** Start ITEMS **

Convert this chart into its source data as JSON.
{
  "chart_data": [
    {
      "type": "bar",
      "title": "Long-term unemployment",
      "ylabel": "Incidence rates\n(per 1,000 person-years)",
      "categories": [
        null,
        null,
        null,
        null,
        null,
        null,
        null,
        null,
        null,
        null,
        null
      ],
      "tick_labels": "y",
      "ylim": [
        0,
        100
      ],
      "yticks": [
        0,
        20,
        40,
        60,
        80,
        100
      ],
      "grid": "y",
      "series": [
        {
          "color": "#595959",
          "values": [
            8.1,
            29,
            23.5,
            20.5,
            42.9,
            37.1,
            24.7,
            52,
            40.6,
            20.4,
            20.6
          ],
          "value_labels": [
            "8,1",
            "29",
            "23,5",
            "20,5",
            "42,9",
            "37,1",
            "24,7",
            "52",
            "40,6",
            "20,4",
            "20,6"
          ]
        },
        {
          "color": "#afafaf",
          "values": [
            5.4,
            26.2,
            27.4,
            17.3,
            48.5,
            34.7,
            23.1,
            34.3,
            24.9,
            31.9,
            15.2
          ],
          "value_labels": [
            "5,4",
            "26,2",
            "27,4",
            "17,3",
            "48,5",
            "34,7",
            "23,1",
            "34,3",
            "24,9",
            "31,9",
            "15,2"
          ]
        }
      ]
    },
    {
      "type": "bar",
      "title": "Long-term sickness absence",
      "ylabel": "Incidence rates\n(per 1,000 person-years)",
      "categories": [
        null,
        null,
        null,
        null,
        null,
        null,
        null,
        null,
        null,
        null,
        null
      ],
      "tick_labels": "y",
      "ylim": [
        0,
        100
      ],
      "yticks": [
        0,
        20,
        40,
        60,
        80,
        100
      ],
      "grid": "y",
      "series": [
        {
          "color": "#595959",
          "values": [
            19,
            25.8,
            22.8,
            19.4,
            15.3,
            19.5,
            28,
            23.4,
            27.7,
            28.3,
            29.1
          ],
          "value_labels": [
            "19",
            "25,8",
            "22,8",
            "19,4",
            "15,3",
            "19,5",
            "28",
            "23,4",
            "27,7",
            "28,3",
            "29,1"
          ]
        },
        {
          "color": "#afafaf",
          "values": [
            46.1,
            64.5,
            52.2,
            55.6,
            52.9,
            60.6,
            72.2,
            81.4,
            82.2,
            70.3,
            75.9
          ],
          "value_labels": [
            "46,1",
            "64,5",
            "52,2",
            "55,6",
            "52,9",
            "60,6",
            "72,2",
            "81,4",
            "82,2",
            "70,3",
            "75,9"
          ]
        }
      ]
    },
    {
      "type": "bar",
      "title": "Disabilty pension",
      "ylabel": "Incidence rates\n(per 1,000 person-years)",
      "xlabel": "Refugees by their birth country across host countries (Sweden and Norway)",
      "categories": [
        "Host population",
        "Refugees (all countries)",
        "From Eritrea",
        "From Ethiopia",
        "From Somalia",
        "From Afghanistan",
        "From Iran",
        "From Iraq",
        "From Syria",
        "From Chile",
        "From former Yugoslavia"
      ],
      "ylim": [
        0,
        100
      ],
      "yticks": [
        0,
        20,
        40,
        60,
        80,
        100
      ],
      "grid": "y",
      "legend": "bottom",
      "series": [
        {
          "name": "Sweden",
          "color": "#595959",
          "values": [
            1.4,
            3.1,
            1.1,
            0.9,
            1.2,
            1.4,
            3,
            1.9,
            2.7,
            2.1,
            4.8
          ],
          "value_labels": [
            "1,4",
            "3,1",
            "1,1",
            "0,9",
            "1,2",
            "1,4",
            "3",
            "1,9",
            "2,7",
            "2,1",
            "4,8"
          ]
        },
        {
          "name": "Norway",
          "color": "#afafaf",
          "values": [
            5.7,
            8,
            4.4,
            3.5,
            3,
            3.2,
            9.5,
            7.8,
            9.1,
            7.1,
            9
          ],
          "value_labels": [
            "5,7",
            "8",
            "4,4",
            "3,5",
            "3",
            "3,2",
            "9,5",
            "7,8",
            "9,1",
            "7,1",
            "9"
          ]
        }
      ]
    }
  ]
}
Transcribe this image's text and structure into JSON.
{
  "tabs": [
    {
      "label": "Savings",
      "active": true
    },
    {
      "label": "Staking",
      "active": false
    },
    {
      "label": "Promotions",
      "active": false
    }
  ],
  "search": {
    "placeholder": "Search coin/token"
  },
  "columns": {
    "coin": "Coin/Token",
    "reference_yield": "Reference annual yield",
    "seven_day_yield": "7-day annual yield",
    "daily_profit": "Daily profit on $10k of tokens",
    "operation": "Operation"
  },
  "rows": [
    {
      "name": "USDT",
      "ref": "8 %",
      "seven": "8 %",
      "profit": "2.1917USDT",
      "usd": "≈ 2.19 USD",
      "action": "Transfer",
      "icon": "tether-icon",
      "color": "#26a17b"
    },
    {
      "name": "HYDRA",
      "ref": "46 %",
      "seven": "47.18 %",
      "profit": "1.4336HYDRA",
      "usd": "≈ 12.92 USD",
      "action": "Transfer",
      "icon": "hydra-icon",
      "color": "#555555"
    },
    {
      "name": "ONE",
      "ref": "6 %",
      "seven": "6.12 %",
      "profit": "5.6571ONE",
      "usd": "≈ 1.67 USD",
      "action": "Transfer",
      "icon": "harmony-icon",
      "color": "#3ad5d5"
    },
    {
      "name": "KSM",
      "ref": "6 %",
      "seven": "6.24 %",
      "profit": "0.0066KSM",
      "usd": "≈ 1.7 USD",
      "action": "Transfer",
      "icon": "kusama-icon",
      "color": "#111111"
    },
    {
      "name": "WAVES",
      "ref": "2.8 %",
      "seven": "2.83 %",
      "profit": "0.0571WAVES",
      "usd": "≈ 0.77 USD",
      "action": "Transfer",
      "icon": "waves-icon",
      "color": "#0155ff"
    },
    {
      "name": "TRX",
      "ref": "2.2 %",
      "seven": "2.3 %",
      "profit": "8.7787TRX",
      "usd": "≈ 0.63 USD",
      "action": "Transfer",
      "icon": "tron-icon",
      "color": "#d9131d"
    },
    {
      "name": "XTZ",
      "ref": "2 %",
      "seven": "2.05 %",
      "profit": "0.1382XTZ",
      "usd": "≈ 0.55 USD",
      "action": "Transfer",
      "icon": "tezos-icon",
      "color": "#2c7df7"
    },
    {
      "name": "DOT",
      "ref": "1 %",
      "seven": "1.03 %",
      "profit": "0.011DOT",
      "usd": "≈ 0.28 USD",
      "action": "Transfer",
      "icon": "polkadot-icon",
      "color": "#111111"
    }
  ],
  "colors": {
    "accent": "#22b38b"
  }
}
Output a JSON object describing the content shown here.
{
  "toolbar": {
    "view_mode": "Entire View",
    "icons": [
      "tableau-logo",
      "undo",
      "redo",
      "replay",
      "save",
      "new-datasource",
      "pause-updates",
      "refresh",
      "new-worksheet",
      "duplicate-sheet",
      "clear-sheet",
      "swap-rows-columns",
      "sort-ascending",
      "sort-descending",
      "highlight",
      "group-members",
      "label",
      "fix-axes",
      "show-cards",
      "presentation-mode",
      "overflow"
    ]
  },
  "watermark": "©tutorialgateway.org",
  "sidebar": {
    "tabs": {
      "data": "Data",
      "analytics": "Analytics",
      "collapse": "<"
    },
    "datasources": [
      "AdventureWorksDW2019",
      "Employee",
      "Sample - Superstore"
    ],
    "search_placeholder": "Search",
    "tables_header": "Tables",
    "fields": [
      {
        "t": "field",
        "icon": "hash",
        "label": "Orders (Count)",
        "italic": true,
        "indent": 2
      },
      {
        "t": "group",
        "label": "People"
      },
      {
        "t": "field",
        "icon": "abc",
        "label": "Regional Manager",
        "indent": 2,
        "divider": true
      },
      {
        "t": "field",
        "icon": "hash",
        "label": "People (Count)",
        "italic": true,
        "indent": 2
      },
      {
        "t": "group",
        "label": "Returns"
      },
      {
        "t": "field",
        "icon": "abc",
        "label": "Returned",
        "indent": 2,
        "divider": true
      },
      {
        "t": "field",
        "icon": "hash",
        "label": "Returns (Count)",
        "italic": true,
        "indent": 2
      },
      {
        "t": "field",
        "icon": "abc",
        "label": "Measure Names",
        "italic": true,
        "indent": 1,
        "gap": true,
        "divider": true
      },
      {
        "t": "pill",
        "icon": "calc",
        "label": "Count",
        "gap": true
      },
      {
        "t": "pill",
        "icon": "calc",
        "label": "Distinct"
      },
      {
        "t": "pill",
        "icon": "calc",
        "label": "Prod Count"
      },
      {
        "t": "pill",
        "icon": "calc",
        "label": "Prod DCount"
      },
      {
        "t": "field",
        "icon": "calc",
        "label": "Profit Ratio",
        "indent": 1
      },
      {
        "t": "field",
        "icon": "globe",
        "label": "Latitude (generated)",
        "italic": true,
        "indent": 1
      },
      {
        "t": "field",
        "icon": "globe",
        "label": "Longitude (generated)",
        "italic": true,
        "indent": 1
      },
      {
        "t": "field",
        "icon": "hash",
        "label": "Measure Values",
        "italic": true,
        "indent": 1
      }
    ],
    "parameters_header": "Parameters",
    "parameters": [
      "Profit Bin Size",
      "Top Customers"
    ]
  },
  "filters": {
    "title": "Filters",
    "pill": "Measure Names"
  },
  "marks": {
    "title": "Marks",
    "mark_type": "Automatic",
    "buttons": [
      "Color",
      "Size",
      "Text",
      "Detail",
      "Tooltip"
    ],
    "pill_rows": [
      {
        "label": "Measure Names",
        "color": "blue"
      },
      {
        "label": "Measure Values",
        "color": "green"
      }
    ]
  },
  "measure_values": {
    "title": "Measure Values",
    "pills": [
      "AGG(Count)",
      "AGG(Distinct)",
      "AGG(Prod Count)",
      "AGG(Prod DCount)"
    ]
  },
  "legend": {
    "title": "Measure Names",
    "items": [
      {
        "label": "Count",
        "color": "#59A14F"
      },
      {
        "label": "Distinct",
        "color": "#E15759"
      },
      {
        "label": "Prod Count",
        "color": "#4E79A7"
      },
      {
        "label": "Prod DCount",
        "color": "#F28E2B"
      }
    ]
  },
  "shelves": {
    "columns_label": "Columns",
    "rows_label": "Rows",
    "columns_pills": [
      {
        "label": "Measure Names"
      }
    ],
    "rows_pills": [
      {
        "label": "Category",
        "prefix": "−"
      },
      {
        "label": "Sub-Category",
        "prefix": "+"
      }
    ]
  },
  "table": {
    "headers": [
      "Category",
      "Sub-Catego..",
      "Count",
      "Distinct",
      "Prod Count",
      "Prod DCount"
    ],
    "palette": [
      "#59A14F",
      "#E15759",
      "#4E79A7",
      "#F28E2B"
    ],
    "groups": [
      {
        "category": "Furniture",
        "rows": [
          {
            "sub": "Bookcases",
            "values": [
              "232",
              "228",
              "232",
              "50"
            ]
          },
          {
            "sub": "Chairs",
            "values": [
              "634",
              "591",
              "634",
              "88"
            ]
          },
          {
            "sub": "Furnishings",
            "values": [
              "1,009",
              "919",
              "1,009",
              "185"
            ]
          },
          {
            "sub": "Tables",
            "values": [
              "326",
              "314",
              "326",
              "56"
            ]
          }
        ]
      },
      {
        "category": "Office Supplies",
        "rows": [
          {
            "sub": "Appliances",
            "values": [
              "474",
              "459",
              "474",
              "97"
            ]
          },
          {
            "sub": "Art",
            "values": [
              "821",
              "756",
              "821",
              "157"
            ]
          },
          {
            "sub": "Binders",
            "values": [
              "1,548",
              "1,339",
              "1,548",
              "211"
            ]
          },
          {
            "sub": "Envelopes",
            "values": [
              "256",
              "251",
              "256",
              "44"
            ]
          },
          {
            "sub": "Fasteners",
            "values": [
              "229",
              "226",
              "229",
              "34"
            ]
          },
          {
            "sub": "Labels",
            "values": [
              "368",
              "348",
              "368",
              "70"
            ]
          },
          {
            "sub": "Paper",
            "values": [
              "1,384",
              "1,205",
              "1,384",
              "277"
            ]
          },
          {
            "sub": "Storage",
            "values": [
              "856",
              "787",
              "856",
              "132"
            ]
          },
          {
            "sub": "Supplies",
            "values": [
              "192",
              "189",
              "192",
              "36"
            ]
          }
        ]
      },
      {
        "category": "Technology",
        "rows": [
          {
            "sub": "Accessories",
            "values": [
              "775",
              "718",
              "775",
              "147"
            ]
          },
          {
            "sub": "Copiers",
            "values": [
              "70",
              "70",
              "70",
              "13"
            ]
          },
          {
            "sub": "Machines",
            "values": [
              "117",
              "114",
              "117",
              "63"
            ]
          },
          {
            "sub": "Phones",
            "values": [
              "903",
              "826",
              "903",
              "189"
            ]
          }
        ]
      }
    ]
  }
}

** End ITEMS **

◆ **TASK DETAILS**
Extract all lines that hold the word "Supplies".

◆ **FINAL RESULT**
        "category": "Office Supplies",
            "sub": "Supplies",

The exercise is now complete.